07/10/15. Mi colaboración de
ayer en El
Demócrata Liberal
Un mes, tan solo un
mes, ha sido suficiente para volver a la rutina. Poco más de 30 días le ha
sobrado a la sociedad globalizada, y a la española en particular, para
olvidarse de él; tal es así que, incluso, habrá quien ponga en duda si alguna
vez existió.
La foto del cuerpo
sin vida de Alan Kurdi, de tres años, en la arena de la playa turca de Bodrum,
es ya historia; un borroso recuerdo desdeñado y postergado por un vecindario facilón
y egoístamente olvidadizo, una vez dado por concluido el continuo machaqueo de
esas televisiones que nos mostraron el auténtico drama, y que, cierto es, a la
vista de los resultados, nunca lo fue suficientemente.
Se mostrarán, no
obstante, en desacuerdo, quienes repliquen que, gracias a aquella imagen, los
estados y las organizaciones internacionales se pusieron en alerta y tomaron
-por fin- decisiones que concluirían con el drama de los refugiados. Todo una
burda mentira: los responsables políticos conocían de primera mano, principalmente
por informaciones directas de los gobiernos turco, italiano y griego, de la
magnitud del problema, por lo que el intento de solución -devenido en
simulacro- ya estaba en marcha antes de que la imagen de Alan se hiciera
mundialmente famosa.
De forma espuria y
vil limpiamos nuestras conciencias y nos quitamos el muerto de encima: “el problema ya está en manos de quien tiene
que aportar las soluciones; esa centena de millar larga de refugiados, que representa
solo la punta del iceberg, ya está repartida por media Europa y, además
-menudos somos- hemos colocado en Getafe al entrenador de fútbol sirio
zancadilleado por una periodista húngara”. Así, de nuevo convertimos la
anécdota en noticia, el suceso en macrosolución para, a continuación,
proclamarnos grandes y solidarios mientras, eso sí, con el codo apoyado en la
barra de la taberna, despiezamos otra delicia de la Costa de la Luz y nos
bebemos hasta el agua de los floreros.
Seguimos sin ser
conscientes de que esa avanzadilla es solo una pequeña parte de la gigantesca
remesa de seres humanos que continúa huyendo del horror de Siria y de otros
lugares sojuzgados por la guerra y/o la hambruna; desesperación, horror y
terror que allí continúan atascados y a los que ahora se suma el fuego cruzado
de “aliados” internacionales (los últimos Rusia y Francia) que no se sabe bien
a quien apuntan, ni parecen tener claro lo más elemental: quiénes son los buenos
y quiénes lo malos en un conflicto que lo único que tiene asegurado es que los
más desfavorecidos serán los de siempre.

**Registros extraídos:**
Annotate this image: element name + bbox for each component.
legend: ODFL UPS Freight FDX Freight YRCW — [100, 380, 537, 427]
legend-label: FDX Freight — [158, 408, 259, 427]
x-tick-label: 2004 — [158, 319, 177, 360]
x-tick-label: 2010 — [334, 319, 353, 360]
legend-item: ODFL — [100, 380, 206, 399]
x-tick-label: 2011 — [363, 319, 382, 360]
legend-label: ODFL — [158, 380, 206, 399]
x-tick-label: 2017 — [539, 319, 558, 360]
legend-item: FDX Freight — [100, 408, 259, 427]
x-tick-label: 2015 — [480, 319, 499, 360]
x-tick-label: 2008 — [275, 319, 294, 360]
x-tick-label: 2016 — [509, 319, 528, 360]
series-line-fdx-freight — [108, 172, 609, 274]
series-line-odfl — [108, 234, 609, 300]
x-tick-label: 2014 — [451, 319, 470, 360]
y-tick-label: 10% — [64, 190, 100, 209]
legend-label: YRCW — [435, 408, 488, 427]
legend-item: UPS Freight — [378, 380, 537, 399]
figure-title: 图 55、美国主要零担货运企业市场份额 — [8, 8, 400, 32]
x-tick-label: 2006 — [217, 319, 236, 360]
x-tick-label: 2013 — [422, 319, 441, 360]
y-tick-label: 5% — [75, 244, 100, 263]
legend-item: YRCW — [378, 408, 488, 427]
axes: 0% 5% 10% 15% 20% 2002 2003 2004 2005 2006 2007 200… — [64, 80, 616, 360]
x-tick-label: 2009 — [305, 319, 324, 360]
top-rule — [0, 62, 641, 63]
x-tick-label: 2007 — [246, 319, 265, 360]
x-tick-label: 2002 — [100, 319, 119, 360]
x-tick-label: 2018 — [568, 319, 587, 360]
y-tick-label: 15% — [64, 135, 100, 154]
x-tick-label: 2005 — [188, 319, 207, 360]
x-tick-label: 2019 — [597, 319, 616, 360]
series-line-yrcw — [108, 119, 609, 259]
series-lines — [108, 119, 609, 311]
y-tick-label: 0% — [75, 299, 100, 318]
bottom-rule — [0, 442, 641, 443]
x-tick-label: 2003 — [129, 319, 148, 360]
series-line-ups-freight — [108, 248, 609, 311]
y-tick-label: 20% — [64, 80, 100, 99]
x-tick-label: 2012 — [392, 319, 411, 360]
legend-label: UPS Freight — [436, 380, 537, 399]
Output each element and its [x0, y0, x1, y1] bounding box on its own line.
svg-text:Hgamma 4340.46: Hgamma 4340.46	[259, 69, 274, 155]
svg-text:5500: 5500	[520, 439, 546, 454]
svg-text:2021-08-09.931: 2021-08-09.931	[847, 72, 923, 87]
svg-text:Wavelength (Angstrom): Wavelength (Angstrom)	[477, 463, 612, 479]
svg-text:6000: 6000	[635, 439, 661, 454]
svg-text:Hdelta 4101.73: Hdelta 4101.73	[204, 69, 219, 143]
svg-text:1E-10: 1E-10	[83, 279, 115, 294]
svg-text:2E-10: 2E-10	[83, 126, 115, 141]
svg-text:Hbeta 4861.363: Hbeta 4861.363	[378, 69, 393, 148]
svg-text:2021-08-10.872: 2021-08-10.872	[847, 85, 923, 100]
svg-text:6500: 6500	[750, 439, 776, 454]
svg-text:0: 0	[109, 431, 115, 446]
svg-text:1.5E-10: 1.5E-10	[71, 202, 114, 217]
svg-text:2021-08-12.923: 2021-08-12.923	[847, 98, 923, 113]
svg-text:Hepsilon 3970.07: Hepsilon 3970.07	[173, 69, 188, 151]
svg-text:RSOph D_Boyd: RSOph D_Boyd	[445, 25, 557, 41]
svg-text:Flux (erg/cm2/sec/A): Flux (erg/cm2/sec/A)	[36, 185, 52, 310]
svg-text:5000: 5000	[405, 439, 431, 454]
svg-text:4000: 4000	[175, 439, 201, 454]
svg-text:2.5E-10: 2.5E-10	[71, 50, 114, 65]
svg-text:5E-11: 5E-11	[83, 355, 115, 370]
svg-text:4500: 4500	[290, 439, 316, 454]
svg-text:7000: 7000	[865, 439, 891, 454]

**Ejercicios:**
1 > Resume en dos frases el párrafo del artículo que empieza con "Se mostrarán, no obstante" y conserva sus datos principales.
2 > Cambia "legend-label" por "legend-text" en los registros, desde su comienzo hasta la línea que contiene "y-tick-label: 20% — [64, 80, 100, 99]", ambas incluidas. Escribe únicamente esas líneas.
Los registros no guardan ninguna relación con el artículo.

**Soluciones:**
1 > Algunos replicarán que la imagen de Alan puso en alerta a los estados y a las organizaciones internacionales y que por fin los llevó a tomar decisiones para acabar con el drama de los refugiados. El texto lo llama burda mentira: los responsables políticos ya conocían la magnitud del problema, sobre todo por informaciones directas de los gobiernos turco, italiano y griego, y el intento de solución, convertido en simulacro, estaba en marcha antes de que la foto se hiciera mundialmente famosa.

2 >
Annotate this image: element name + bbox for each component.
legend: ODFL UPS Freight FDX Freight YRCW — [100, 380, 537, 427]
legend-text: FDX Freight — [158, 408, 259, 427]
x-tick-label: 2004 — [158, 319, 177, 360]
x-tick-label: 2010 — [334, 319, 353, 360]
legend-item: ODFL — [100, 380, 206, 399]
x-tick-label: 2011 — [363, 319, 382, 360]
legend-text: ODFL — [158, 380, 206, 399]
x-tick-label: 2017 — [539, 319, 558, 360]
legend-item: FDX Freight — [100, 408, 259, 427]
x-tick-label: 2015 — [480, 319, 499, 360]
x-tick-label: 2008 — [275, 319, 294, 360]
x-tick-label: 2016 — [509, 319, 528, 360]
series-line-fdx-freight — [108, 172, 609, 274]
series-line-odfl — [108, 234, 609, 300]
x-tick-label: 2014 — [451, 319, 470, 360]
y-tick-label: 10% — [64, 190, 100, 209]
legend-text: YRCW — [435, 408, 488, 427]
legend-item: UPS Freight — [378, 380, 537, 399]
figure-title: 图 55、美国主要零担货运企业市场份额 — [8, 8, 400, 32]
x-tick-label: 2006 — [217, 319, 236, 360]
x-tick-label: 2013 — [422, 319, 441, 360]
y-tick-label: 5% — [75, 244, 100, 263]
legend-item: YRCW — [378, 408, 488, 427]
axes: 0% 5% 10% 15% 20% 2002 2003 2004 2005 2006 2007 200… — [64, 80, 616, 360]
x-tick-label: 2009 — [305, 319, 324, 360]
top-rule — [0, 62, 641, 63]
x-tick-label: 2007 — [246, 319, 265, 360]
x-tick-label: 2002 — [100, 319, 119, 360]
x-tick-label: 2018 — [568, 319, 587, 360]
y-tick-label: 15% — [64, 135, 100, 154]
x-tick-label: 2005 — [188, 319, 207, 360]
x-tick-label: 2019 — [597, 319, 616, 360]
series-line-yrcw — [108, 119, 609, 259]
series-lines — [108, 119, 609, 311]
y-tick-label: 0% — [75, 299, 100, 318]
bottom-rule — [0, 442, 641, 443]
x-tick-label: 2003 — [129, 319, 148, 360]
series-line-ups-freight — [108, 248, 609, 311]
y-tick-label: 20% — [64, 80, 100, 99]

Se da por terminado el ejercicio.